» Instructions to follow
Repeat the listing in full, exactly as it stands.

:: Data records

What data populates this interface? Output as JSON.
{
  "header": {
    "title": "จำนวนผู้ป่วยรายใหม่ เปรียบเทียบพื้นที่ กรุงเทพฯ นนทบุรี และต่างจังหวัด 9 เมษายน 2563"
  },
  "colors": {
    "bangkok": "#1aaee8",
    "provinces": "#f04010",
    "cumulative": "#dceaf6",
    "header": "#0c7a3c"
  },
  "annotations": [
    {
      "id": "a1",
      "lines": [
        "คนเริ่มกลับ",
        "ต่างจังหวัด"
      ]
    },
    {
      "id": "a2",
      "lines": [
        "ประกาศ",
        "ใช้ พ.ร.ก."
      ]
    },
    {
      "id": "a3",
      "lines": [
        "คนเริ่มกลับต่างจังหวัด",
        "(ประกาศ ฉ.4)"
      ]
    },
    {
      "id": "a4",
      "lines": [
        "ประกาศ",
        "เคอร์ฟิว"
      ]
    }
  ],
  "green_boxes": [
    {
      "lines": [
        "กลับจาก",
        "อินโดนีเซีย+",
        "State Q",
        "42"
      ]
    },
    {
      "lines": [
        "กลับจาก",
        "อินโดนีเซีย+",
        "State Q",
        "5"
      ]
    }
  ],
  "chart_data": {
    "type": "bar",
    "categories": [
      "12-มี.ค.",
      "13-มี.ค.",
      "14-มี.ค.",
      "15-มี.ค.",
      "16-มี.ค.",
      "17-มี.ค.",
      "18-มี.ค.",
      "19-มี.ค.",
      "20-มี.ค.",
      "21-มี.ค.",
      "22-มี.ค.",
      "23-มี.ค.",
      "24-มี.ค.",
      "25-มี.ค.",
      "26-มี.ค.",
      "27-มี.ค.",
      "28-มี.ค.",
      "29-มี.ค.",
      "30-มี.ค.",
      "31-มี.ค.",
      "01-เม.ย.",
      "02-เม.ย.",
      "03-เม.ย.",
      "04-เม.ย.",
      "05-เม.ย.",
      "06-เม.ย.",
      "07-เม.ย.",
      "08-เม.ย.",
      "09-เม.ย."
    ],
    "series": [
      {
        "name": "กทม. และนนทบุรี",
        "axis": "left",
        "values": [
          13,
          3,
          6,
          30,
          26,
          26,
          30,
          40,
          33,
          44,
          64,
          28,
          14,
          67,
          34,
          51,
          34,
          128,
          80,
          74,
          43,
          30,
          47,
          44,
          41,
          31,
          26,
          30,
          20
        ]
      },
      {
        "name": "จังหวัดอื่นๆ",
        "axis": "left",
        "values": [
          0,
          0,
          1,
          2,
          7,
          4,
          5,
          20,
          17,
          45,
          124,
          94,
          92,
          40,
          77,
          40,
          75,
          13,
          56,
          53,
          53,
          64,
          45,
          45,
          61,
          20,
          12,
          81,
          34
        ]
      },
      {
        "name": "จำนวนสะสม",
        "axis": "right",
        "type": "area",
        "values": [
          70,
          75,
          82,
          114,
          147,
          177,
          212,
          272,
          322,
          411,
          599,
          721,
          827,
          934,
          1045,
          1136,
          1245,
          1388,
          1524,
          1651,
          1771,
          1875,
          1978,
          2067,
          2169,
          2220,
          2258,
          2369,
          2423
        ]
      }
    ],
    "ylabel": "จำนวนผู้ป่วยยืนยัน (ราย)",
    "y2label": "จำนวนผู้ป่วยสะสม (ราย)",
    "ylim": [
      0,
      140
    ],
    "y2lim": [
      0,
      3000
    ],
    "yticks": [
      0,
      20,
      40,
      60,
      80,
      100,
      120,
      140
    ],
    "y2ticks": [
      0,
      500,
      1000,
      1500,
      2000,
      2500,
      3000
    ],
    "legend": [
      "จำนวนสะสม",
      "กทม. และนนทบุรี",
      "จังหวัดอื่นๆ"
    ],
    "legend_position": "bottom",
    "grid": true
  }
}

::::

» Solution to the exercise
What data populates this interface? Output as JSON.
{
  "header": {
    "title": "จำนวนผู้ป่วยรายใหม่ เปรียบเทียบพื้นที่ กรุงเทพฯ นนทบุรี และต่างจังหวัด 9 เมษายน 2563"
  },
  "colors": {
    "bangkok": "#1aaee8",
    "provinces": "#f04010",
    "cumulative": "#dceaf6",
    "header": "#0c7a3c"
  },
  "annotations": [
    {
      "id": "a1",
      "lines": [
        "คนเริ่มกลับ",
        "ต่างจังหวัด"
      ]
    },
    {
      "id": "a2",
      "lines": [
        "ประกาศ",
        "ใช้ พ.ร.ก."
      ]
    },
    {
      "id": "a3",
      "lines": [
        "คนเริ่มกลับต่างจังหวัด",
        "(ประกาศ ฉ.4)"
      ]
    },
    {
      "id": "a4",
      "lines": [
        "ประกาศ",
        "เคอร์ฟิว"
      ]
    }
  ],
  "green_boxes": [
    {
      "lines": [
        "กลับจาก",
        "อินโดนีเซีย+",
        "State Q",
        "42"
      ]
    },
    {
      "lines": [
        "กลับจาก",
        "อินโดนีเซีย+",
        "State Q",
        "5"
      ]
    }
  ],
  "chart_data": {
    "type": "bar",
    "categories": [
      "12-มี.ค.",
      "13-มี.ค.",
      "14-มี.ค.",
      "15-มี.ค.",
      "16-มี.ค.",
      "17-มี.ค.",
      "18-มี.ค.",
      "19-มี.ค.",
      "20-มี.ค.",
      "21-มี.ค.",
      "22-มี.ค.",
      "23-มี.ค.",
      "24-มี.ค.",
      "25-มี.ค.",
      "26-มี.ค.",
      "27-มี.ค.",
      "28-มี.ค.",
      "29-มี.ค.",
      "30-มี.ค.",
      "31-มี.ค.",
      "01-เม.ย.",
      "02-เม.ย.",
      "03-เม.ย.",
      "04-เม.ย.",
      "05-เม.ย.",
      "06-เม.ย.",
      "07-เม.ย.",
      "08-เม.ย.",
      "09-เม.ย."
    ],
    "series": [
      {
        "name": "กทม. และนนทบุรี",
        "axis": "left",
        "values": [
          13,
          3,
          6,
          30,
          26,
          26,
          30,
          40,
          33,
          44,
          64,
          28,
          14,
          67,
          34,
          51,
          34,
          128,
          80,
          74,
          43,
          30,
          47,
          44,
          41,
          31,
          26,
          30,
          20
        ]
      },
      {
        "name": "จังหวัดอื่นๆ",
        "axis": "left",
        "values": [
          0,
          0,
          1,
          2,
          7,
          4,
          5,
          20,
          17,
          45,
          124,
          94,
          92,
          40,
          77,
          40,
          75,
          13,
          56,
          53,
          53,
          64,
          45,
          45,
          61,
          20,
          12,
          81,
          34
        ]
      },
      {
        "name": "จำนวนสะสม",
        "axis": "right",
        "type": "area",
        "values": [
          70,
          75,
          82,
          114,
          147,
          177,
          212,
          272,
          322,
          411,
          599,
          721,
          827,
          934,
          1045,
          1136,
          1245,
          1388,
          1524,
          1651,
          1771,
          1875,
          1978,
          2067,
          2169,
          2220,
          2258,
          2369,
          2423
        ]
      }
    ],
    "ylabel": "จำนวนผู้ป่วยยืนยัน (ราย)",
    "y2label": "จำนวนผู้ป่วยสะสม (ราย)",
    "ylim": [
      0,
      140
    ],
    "y2lim": [
      0,
      3000
    ],
    "yticks": [
      0,
      20,
      40,
      60,
      80,
      100,
      120,
      140
    ],
    "y2ticks": [
      0,
      500,
      1000,
      1500,
      2000,
      2500,
      3000
    ],
    "legend": [
      "จำนวนสะสม",
      "กทม. และนนทบุรี",
      "จังหวัดอื่นๆ"
    ],
    "legend_position": "bottom",
    "grid": true
  }
}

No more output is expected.